## START

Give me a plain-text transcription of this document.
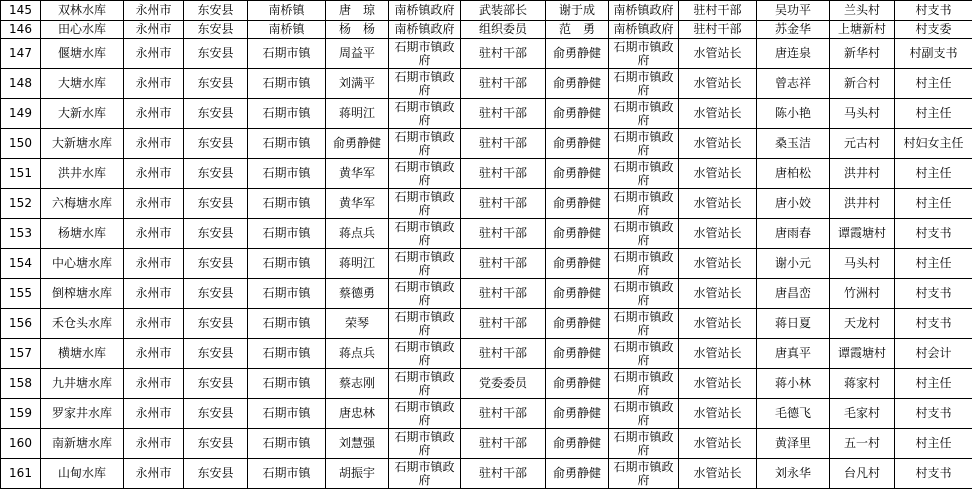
145	双林水库	永州市	东安县	南桥镇	唐　琼	南桥镇政府	武装部长	谢于成	南桥镇政府	驻村干部	吴功平	兰头村	村支书
146	田心水库	永州市	东安县	南桥镇	杨　杨	南桥镇政府	组织委员	范　勇	南桥镇政府	驻村干部	苏金华	上塘新村	村支委
147	偃塘水库	永州市	东安县	石期市镇	周益平	石期市镇政府	驻村干部	俞勇静健	石期市镇政府	水管站长	唐连泉	新华村	村副支书
148	大塘水库	永州市	东安县	石期市镇	刘满平	石期市镇政府	驻村干部	俞勇静健	石期市镇政府	水管站长	曾志祥	新合村	村主任
149	大新水库	永州市	东安县	石期市镇	蒋明江	石期市镇政府	驻村干部	俞勇静健	石期市镇政府	水管站长	陈小艳	马头村	村主任
150	大新塘水库	永州市	东安县	石期市镇	俞勇静健	石期市镇政府	驻村干部	俞勇静健	石期市镇政府	水管站长	桑玉洁	元古村	村妇女主任
151	洪井水库	永州市	东安县	石期市镇	黄华军	石期市镇政府	驻村干部	俞勇静健	石期市镇政府	水管站长	唐柏松	洪井村	村主任
152	六梅塘水库	永州市	东安县	石期市镇	黄华军	石期市镇政府	驻村干部	俞勇静健	石期市镇政府	水管站长	唐小姣	洪井村	村主任
153	杨塘水库	永州市	东安县	石期市镇	蒋点兵	石期市镇政府	驻村干部	俞勇静健	石期市镇政府	水管站长	唐雨春	谭霞塘村	村支书
154	中心塘水库	永州市	东安县	石期市镇	蒋明江	石期市镇政府	驻村干部	俞勇静健	石期市镇政府	水管站长	谢小元	马头村	村主任
155	倒榨塘水库	永州市	东安县	石期市镇	蔡德勇	石期市镇政府	驻村干部	俞勇静健	石期市镇政府	水管站长	唐昌峦	竹洲村	村支书
156	禾仓头水库	永州市	东安县	石期市镇	荣琴	石期市镇政府	驻村干部	俞勇静健	石期市镇政府	水管站长	蒋日夏	天龙村	村支书
157	横塘水库	永州市	东安县	石期市镇	蒋点兵	石期市镇政府	驻村干部	俞勇静健	石期市镇政府	水管站长	唐真平	谭霞塘村	村会计
158	九井塘水库	永州市	东安县	石期市镇	蔡志刚	石期市镇政府	党委委员	俞勇静健	石期市镇政府	水管站长	蒋小林	蒋家村	村主任
159	罗家井水库	永州市	东安县	石期市镇	唐忠林	石期市镇政府	驻村干部	俞勇静健	石期市镇政府	水管站长	毛德飞	毛家村	村支书
160	南新塘水库	永州市	东安县	石期市镇	刘慧强	石期市镇政府	驻村干部	俞勇静健	石期市镇政府	水管站长	黄泽里	五一村	村主任
161	山甸水库	永州市	东安县	石期市镇	胡振宇	石期市镇政府	驻村干部	俞勇静健	石期市镇政府	水管站长	刘永华	台凡村	村支书
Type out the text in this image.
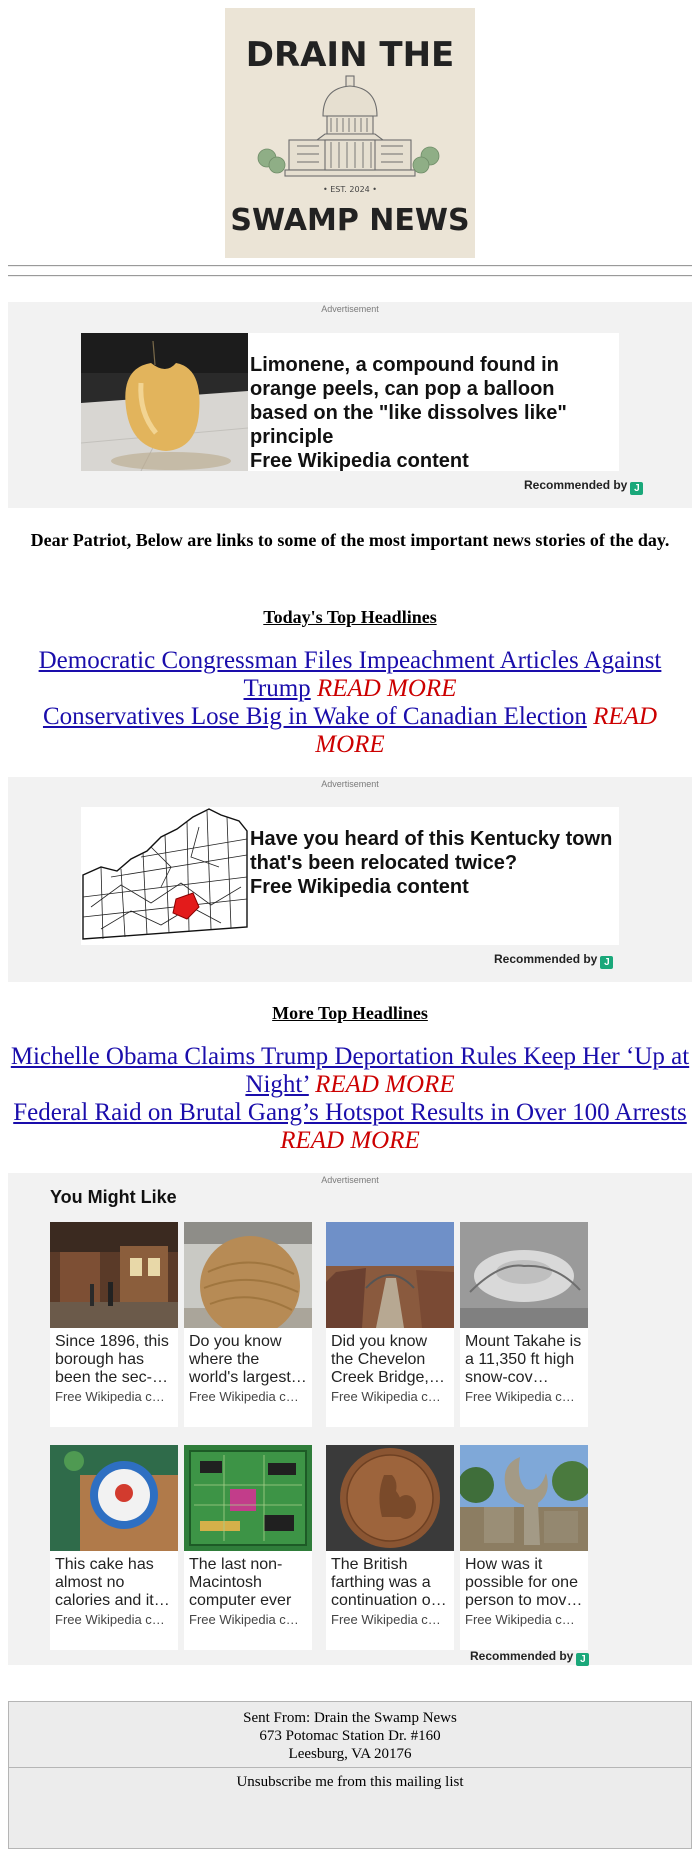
DRAIN THE
• EST. 2024 •
SWAMP NEWS
Advertisement
Limonene, a compound found in orange peels, can pop a balloon based on the "like dissolves like" principle
Free Wikipedia content
Recommended by J
Dear Patriot, Below are links to some of the most important news stories of the day.
Today's Top Headlines

Democratic Congressman Files Impeachment Articles Against Trump READ MORE

Conservatives Lose Big in Wake of Canadian Election READ MORE

Advertisement
Have you heard of this Kentucky town that's been relocated twice?
Free Wikipedia content
Recommended by J
More Top Headlines

Michelle Obama Claims Trump Deportation Rules Keep Her ‘Up at Night’ READ MORE

Federal Raid on Brutal Gang’s Hotspot Results in Over 100 Arrests READ MORE

Advertisement
You Might Like
Since 1896, this borough has been the sec-…
Free Wikipedia c…
Do you know where the world's largest…
Free Wikipedia c…
Did you know the Chevelon Creek Bridge,…
Free Wikipedia c…
Mount Takahe is a 11,350 ft high snow-cov…
Free Wikipedia c…
This cake has almost no calories and it…
Free Wikipedia c…
The last non-Macintosh computer ever
Free Wikipedia c…
The British farthing was a continuation o…
Free Wikipedia c…
How was it possible for one person to mov…
Free Wikipedia c…
Recommended by J
Sent From: Drain the Swamp News
673 Potomac Station Dr. #160
Leesburg, VA 20176
Unsubscribe me from this mailing list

## END

### Goal
Return each line of the data that contains the string "Headlines".

### Reply to the exercise
Today's Top Headlines
More Top Headlines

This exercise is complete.